Dataset records:
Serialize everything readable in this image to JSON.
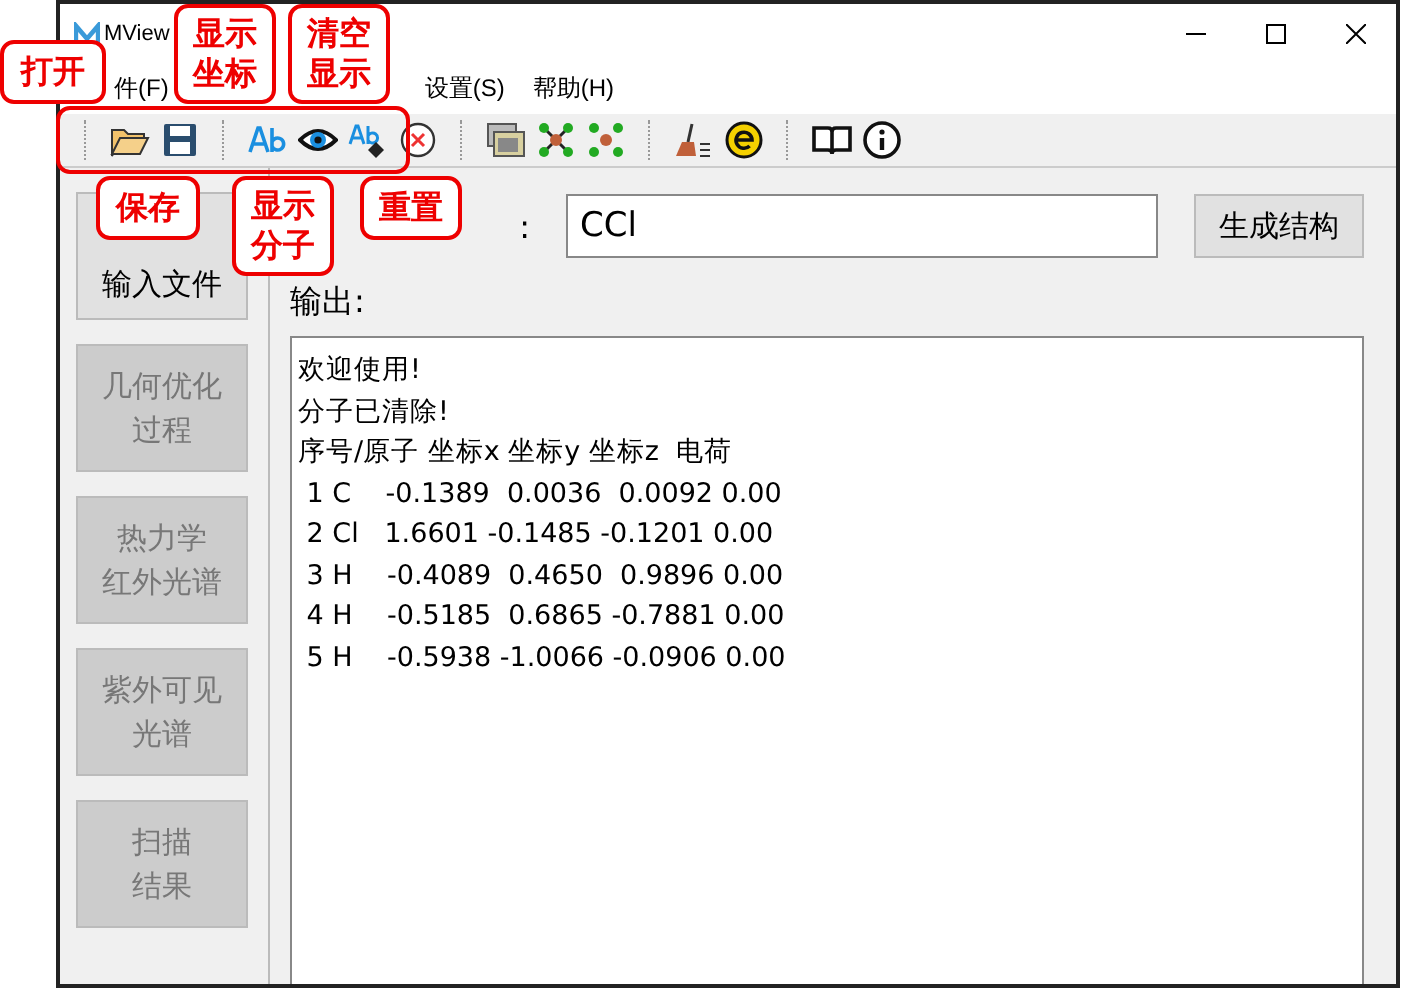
{
  "window": {
    "title": "MView"
  },
  "menu": [
    "件(F)",
    "设置(S)",
    "帮助(H)"
  ],
  "sidebar": [
    {
      "lines": [
        "输入文件"
      ],
      "disabled": false
    },
    {
      "lines": [
        "几何优化",
        "过程"
      ],
      "disabled": true
    },
    {
      "lines": [
        "热力学",
        "红外光谱"
      ],
      "disabled": true
    },
    {
      "lines": [
        "紫外可见",
        "光谱"
      ],
      "disabled": true
    },
    {
      "lines": [
        "扫描",
        "结果"
      ],
      "disabled": true
    }
  ],
  "input": {
    "label": ":",
    "value": "CCl"
  },
  "generate_button": "生成结构",
  "output": {
    "label": "输出:",
    "lines": [
      "欢迎使用!",
      "分子已清除!",
      "序号/原子 坐标x 坐标y 坐标z  电荷",
      " 1 C    -0.1389  0.0036  0.0092 0.00",
      " 2 Cl   1.6601 -0.1485 -0.1201 0.00",
      " 3 H    -0.4089  0.4650  0.9896 0.00",
      " 4 H    -0.5185  0.6865 -0.7881 0.00",
      " 5 H    -0.5938 -1.0066 -0.0906 0.00"
    ]
  },
  "callouts": [
    [
      "打开"
    ],
    [
      "显示",
      "坐标"
    ],
    [
      "清空",
      "显示"
    ],
    [
      "保存"
    ],
    [
      "显示",
      "分子"
    ],
    [
      "重置"
    ]
  ]
}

- **Work to complete**
In the copy, include all records verbatim but no images.

- **Correct output**
Serialize everything readable in this image to JSON.
{
  "window": {
    "title": "MView"
  },
  "menu": [
    "件(F)",
    "设置(S)",
    "帮助(H)"
  ],
  "sidebar": [
    {
      "lines": [
        "输入文件"
      ],
      "disabled": false
    },
    {
      "lines": [
        "几何优化",
        "过程"
      ],
      "disabled": true
    },
    {
      "lines": [
        "热力学",
        "红外光谱"
      ],
      "disabled": true
    },
    {
      "lines": [
        "紫外可见",
        "光谱"
      ],
      "disabled": true
    },
    {
      "lines": [
        "扫描",
        "结果"
      ],
      "disabled": true
    }
  ],
  "input": {
    "label": ":",
    "value": "CCl"
  },
  "generate_button": "生成结构",
  "output": {
    "label": "输出:",
    "lines": [
      "欢迎使用!",
      "分子已清除!",
      "序号/原子 坐标x 坐标y 坐标z  电荷",
      " 1 C    -0.1389  0.0036  0.0092 0.00",
      " 2 Cl   1.6601 -0.1485 -0.1201 0.00",
      " 3 H    -0.4089  0.4650  0.9896 0.00",
      " 4 H    -0.5185  0.6865 -0.7881 0.00",
      " 5 H    -0.5938 -1.0066 -0.0906 0.00"
    ]
  },
  "callouts": [
    [
      "打开"
    ],
    [
      "显示",
      "坐标"
    ],
    [
      "清空",
      "显示"
    ],
    [
      "保存"
    ],
    [
      "显示",
      "分子"
    ],
    [
      "重置"
    ]
  ]
}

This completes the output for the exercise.